**Aim**
Lines that contain the string "JSON" are to be copied; leave out all others.

**Material provided**

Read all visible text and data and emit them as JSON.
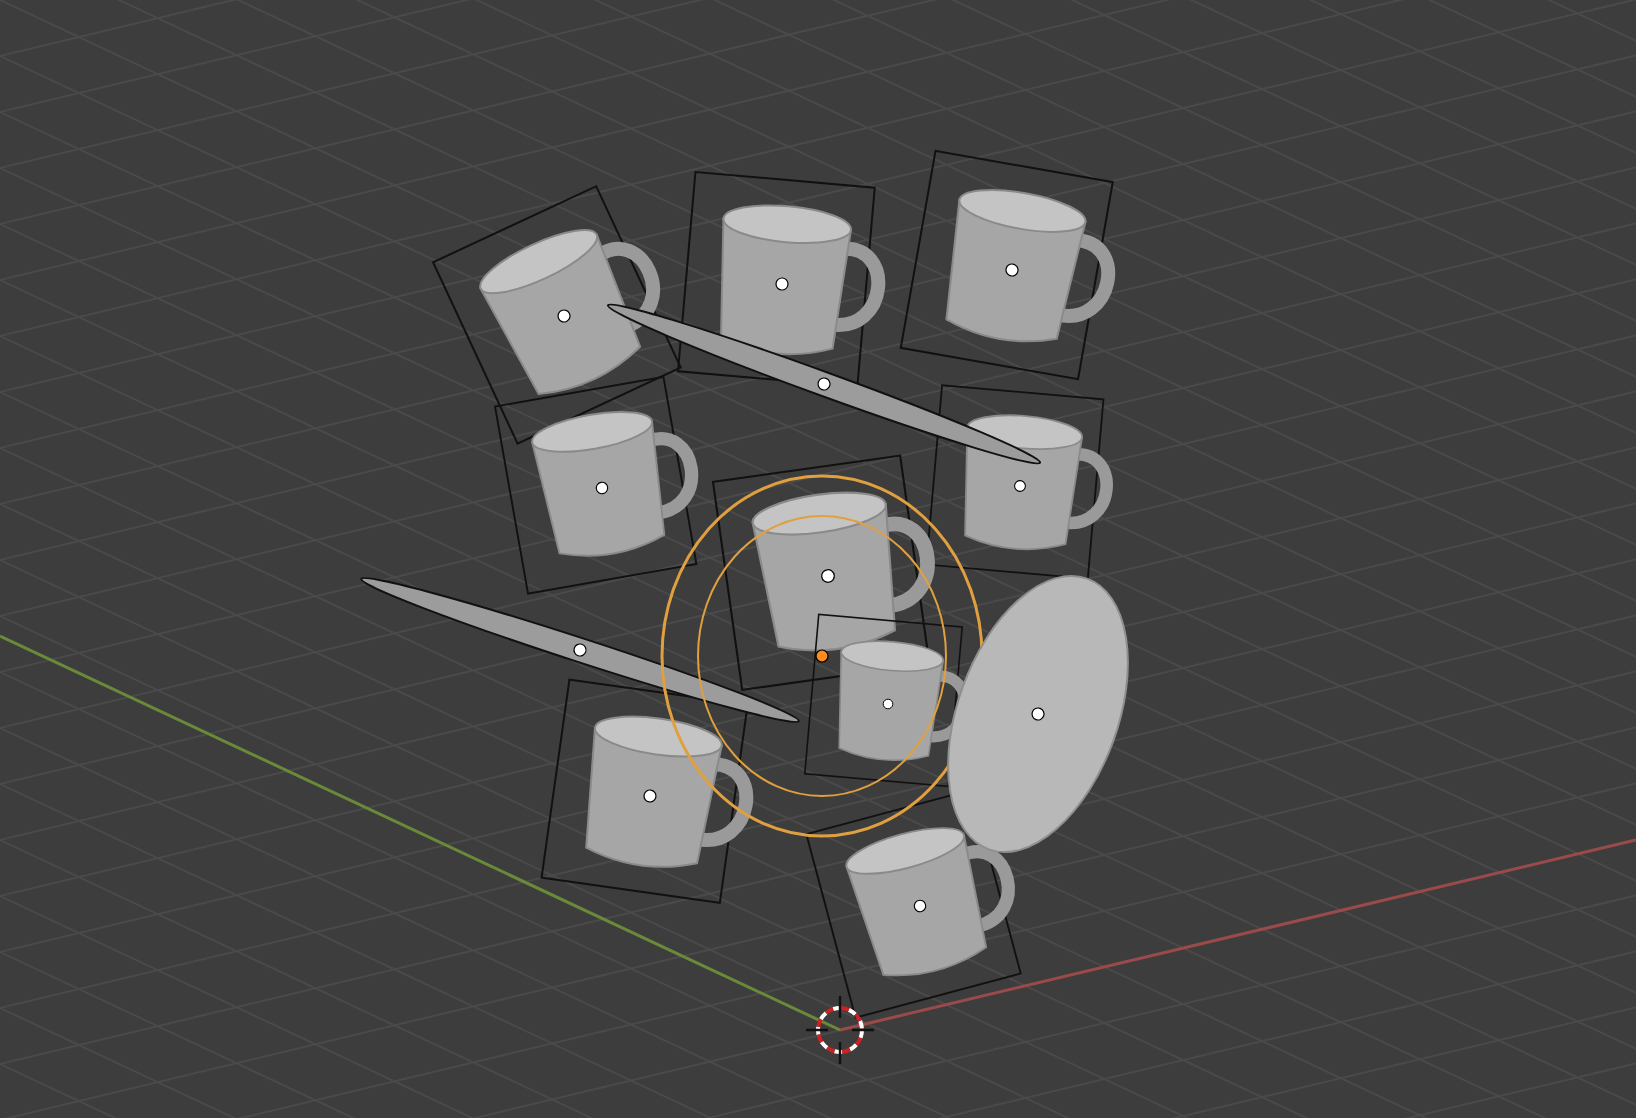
{
  "viewport": {
    "objects": [
      {
        "kind": "cup",
        "selected": false
      },
      {
        "kind": "cup",
        "selected": false
      },
      {
        "kind": "cup",
        "selected": false
      },
      {
        "kind": "saucer",
        "selected": false
      },
      {
        "kind": "cup",
        "selected": false
      },
      {
        "kind": "cup",
        "selected": false
      },
      {
        "kind": "cup",
        "selected": false
      },
      {
        "kind": "saucer",
        "selected": false
      },
      {
        "kind": "saucer",
        "selected": true
      },
      {
        "kind": "cup",
        "selected": false
      },
      {
        "kind": "saucer",
        "selected": false
      },
      {
        "kind": "cup",
        "selected": false
      },
      {
        "kind": "cup",
        "selected": false
      }
    ]
  }
}
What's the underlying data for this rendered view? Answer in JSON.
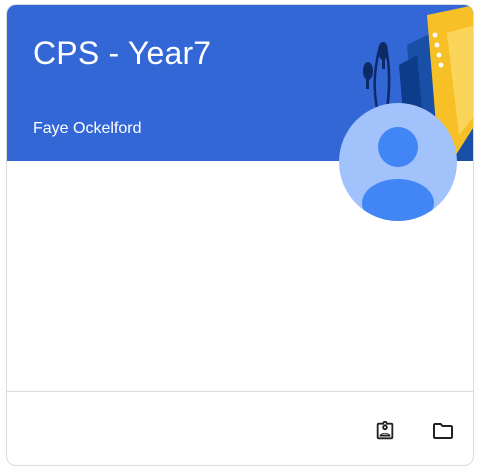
{
  "course": {
    "title": "CPS - Year7",
    "teacher": "Faye Ockelford"
  },
  "footer": {
    "icons": [
      "assignment-ind-icon",
      "folder-icon"
    ]
  },
  "colors": {
    "header": "#3367d6",
    "avatar_bg": "#a1c2fa",
    "avatar_fg": "#4285f4",
    "book": "#f6c026",
    "icon": "#202124"
  }
}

**Result for this task**
Read all visible text and data and emit them as JSON.
What's the underlying data for this rendered view? Answer in JSON.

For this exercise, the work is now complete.